QUOTED PASSAGE ::
>>>>>
I have been holding off on taking the insulin for a few days – I could not bear dealing with a low – even now feeling better I am not looking forward to going back on it tomorrow. The numbers 1 unit of insulin for every 15 carbs just does not work consistently for me. The thing is no single number does work consistently so it is frustrating to me. I spoke with Dr. Endocrinologist today and she said that (before I stopped for a few days) my blood sugar numbers looked good, but that some of my fasting numbers 104 – 107 range were a little high and she might want to put me on a little insulin at night to bring them down to under 90.  I worry so much about going too low at night and would much prefer NOT to go on insulin at night, so I want to try and bring those numbers down but I also hate feeling like I am emaciated from losing so much weight and tired of feeling hungry...so we will see how I can balance it out over the next week to eat more and take more insulin during the day to accommodate for the more food and also not be above 90 at fasting….hmmm.

The weight thing is really bothering me. My size 4 pants are too big! A size 2 at The Gap Outlet fit me snugly. Something about even getting close to a size 2 makes me uncomfortable. I know some women would die for it but I don’t like how thin I am.

I want to get pregnant don’t get me wrong and I am going to all that I can to be trying and to be as healthy as I possibly can but I am also scared about the what if’s of diabetes and the possibility of increased risks. I know I have to believe that everything will work out as it should. I know that all I can do it take the best care possible of me. But still it is scary and I wonder if I am strong enough. I guess am just feeling a little scared by the possibility of the risks by all the stuff I can’t control.
<<<<<
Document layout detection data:
>>>>>
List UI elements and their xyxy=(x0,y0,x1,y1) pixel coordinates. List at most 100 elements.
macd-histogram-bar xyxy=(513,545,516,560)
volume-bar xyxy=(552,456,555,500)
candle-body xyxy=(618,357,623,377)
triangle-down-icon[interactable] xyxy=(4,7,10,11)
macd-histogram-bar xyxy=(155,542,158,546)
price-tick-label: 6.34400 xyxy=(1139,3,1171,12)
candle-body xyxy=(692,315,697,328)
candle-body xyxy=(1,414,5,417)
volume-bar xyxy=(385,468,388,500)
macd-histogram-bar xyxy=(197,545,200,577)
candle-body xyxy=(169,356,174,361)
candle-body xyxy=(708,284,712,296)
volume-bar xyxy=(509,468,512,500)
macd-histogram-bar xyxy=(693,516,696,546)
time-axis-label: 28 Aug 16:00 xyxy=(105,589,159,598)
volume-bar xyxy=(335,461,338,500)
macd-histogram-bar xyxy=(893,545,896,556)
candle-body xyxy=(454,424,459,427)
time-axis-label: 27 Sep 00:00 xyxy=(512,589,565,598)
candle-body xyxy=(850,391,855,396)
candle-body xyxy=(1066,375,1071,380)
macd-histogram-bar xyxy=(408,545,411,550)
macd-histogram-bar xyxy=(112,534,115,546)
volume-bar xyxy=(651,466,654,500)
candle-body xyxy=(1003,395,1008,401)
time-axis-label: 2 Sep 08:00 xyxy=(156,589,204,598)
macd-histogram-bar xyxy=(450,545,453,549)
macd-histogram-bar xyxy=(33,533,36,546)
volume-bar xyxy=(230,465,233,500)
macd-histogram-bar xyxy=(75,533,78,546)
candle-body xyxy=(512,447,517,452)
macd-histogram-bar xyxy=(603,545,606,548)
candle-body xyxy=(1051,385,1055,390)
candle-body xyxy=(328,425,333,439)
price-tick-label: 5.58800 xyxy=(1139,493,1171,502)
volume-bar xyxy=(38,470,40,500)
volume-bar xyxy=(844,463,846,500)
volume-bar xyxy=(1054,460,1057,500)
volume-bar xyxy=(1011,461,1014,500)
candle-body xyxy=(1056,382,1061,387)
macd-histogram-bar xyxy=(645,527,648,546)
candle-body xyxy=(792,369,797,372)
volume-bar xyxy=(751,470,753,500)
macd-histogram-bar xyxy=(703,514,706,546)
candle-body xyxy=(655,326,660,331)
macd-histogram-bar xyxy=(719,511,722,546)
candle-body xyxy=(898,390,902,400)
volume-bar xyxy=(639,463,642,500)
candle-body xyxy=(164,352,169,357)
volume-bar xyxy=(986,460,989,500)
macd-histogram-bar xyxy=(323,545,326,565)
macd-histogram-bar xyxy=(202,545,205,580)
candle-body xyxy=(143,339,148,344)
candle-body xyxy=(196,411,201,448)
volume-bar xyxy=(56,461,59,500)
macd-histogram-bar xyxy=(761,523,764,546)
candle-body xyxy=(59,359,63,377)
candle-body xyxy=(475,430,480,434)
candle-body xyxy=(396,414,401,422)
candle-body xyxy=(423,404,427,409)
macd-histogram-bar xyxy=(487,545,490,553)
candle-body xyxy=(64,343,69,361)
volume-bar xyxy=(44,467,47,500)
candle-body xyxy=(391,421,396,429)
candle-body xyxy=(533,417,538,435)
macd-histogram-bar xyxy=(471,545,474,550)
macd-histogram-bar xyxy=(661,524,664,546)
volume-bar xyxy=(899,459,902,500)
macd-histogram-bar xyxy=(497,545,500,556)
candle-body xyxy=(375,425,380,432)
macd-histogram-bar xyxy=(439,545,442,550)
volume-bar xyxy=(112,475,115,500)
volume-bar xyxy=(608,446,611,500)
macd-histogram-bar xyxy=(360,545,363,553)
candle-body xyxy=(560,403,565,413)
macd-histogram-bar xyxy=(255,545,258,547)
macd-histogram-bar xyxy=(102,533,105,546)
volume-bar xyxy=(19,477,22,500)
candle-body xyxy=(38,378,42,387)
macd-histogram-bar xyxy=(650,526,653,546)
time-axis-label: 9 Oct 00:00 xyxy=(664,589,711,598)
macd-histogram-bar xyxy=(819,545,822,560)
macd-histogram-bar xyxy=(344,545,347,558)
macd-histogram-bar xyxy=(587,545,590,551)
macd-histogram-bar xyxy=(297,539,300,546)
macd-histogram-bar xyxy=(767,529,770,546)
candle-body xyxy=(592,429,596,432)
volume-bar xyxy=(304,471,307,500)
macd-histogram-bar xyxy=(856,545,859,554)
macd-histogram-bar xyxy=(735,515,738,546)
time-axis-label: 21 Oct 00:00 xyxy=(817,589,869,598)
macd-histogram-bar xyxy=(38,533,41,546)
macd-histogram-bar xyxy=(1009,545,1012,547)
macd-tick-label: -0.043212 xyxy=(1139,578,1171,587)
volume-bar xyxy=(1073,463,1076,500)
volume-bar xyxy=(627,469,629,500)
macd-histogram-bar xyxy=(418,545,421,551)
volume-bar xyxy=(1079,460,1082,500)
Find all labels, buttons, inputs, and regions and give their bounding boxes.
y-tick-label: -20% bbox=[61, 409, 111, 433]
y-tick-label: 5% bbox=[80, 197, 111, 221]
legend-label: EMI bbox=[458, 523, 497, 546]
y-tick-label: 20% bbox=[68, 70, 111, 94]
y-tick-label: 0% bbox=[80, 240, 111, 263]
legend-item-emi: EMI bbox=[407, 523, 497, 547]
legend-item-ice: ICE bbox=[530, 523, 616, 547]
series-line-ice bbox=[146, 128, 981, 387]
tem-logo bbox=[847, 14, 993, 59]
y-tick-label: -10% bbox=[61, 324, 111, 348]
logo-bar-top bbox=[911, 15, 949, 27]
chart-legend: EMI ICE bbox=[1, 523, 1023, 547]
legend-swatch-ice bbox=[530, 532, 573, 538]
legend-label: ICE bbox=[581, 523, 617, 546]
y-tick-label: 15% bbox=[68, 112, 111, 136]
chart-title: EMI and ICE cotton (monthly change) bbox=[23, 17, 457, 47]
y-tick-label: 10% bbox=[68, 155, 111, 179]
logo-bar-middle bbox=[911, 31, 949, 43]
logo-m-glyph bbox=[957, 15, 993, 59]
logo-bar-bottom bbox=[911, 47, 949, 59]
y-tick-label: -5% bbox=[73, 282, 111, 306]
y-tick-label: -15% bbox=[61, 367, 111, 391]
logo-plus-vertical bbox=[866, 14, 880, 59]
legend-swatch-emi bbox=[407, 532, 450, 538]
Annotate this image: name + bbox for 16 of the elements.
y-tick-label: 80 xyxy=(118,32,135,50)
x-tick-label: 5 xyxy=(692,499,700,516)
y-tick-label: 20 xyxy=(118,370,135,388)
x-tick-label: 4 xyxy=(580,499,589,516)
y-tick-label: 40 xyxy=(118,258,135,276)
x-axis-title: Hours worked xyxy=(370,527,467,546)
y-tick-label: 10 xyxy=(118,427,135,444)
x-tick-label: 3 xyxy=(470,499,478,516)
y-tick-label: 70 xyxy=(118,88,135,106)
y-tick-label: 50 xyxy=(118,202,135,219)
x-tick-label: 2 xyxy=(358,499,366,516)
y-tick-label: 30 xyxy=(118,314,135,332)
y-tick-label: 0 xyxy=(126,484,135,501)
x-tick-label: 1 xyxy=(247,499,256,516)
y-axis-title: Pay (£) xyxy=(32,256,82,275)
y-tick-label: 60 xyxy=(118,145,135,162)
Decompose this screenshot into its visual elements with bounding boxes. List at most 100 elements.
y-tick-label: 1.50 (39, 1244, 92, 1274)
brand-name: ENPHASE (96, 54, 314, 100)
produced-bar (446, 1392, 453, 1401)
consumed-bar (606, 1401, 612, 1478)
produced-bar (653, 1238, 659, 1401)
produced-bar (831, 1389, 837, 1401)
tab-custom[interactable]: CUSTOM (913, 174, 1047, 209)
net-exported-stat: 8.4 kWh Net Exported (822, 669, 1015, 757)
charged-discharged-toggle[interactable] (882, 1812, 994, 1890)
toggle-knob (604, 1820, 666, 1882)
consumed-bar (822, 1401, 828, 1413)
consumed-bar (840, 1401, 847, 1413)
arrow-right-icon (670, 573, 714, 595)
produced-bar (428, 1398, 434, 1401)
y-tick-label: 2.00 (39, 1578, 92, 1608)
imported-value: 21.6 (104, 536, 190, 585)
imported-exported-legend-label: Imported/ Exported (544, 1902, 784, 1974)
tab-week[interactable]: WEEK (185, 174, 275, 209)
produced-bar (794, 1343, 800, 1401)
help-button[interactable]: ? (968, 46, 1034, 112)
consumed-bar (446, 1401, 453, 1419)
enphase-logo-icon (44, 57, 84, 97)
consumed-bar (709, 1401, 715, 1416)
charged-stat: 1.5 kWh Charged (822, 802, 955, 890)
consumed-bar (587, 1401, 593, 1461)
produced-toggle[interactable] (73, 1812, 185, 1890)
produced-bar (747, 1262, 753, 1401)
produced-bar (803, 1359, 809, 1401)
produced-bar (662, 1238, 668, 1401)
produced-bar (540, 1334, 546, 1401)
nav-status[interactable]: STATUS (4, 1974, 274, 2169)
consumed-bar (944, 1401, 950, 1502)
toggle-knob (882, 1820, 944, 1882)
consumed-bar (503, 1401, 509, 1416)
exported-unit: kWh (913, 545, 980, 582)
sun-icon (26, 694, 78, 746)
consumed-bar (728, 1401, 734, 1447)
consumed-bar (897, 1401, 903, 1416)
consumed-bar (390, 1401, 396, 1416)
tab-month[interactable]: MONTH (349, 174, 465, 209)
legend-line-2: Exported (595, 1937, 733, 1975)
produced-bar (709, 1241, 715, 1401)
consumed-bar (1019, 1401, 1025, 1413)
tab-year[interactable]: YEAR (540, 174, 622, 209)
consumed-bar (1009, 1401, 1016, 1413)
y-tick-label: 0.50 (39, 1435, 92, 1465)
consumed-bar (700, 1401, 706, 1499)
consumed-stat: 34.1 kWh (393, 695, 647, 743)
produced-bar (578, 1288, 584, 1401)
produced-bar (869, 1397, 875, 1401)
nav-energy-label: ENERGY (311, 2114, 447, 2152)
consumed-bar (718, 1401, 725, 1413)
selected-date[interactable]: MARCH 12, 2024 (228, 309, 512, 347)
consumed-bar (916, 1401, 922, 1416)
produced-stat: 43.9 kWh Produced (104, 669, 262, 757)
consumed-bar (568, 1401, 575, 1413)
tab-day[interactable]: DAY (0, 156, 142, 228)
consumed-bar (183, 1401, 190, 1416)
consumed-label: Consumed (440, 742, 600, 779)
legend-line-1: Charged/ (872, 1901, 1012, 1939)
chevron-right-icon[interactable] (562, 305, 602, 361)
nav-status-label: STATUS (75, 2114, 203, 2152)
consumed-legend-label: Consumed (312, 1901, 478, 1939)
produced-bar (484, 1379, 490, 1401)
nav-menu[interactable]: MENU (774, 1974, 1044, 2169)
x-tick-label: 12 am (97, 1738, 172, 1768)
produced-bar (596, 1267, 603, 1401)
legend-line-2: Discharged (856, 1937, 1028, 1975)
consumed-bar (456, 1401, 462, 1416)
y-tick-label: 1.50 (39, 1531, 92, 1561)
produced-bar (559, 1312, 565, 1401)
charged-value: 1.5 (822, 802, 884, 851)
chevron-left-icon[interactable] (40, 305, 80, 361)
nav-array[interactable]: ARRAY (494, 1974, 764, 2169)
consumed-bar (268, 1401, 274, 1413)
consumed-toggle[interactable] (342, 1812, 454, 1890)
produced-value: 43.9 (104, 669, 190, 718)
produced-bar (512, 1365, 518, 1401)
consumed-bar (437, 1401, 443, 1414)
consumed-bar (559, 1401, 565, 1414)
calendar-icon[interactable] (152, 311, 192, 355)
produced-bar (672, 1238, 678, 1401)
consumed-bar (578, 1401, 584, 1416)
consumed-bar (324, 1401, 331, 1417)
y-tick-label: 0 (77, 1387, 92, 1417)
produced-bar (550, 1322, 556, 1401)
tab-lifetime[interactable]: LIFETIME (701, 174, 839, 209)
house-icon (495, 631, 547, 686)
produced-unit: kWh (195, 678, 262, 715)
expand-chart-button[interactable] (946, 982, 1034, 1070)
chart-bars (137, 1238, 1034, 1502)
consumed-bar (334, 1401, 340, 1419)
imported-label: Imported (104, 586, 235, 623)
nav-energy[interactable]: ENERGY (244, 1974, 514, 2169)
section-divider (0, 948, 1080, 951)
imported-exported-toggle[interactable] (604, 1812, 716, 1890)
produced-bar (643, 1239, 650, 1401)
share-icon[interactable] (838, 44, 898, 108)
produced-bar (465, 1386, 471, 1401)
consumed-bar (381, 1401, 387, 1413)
<<<<<
WORK REQUEST 1 :: Can you rewrite the passage on diabetes and weight from the words "The weight thing" through "I can’t control.", updating every "scared" to "frightened"?
WORK REQUEST 2 :: How would you say this sentence from the passage on diabetes and weight in Spanish: "I know I have to believe that everything will work out as it should."

YOUR SOLUTION 1 ::
The weight thing is really bothering me. My size 4 pants are too big! A size 2 at The Gap Outlet fit me snugly. Something about even getting close to a size 2 makes me uncomfortable. I know some women would die for it but I don’t like how thin I am.

I want to get pregnant don’t get me wrong and I am going to all that I can to be trying and to be as healthy as I possibly can but I am also frightened about the what if’s of diabetes and the possibility of increased risks. I know I have to believe that everything will work out as it should. I know that all I can do it take the best care possible of me. But still it is scary and I wonder if I am strong enough. I guess am just feeling a little frightened by the possibility of the risks by all the stuff I can’t control.

YOUR SOLUTION 2 :: Sé que tengo que creer que todo saldrá como debe.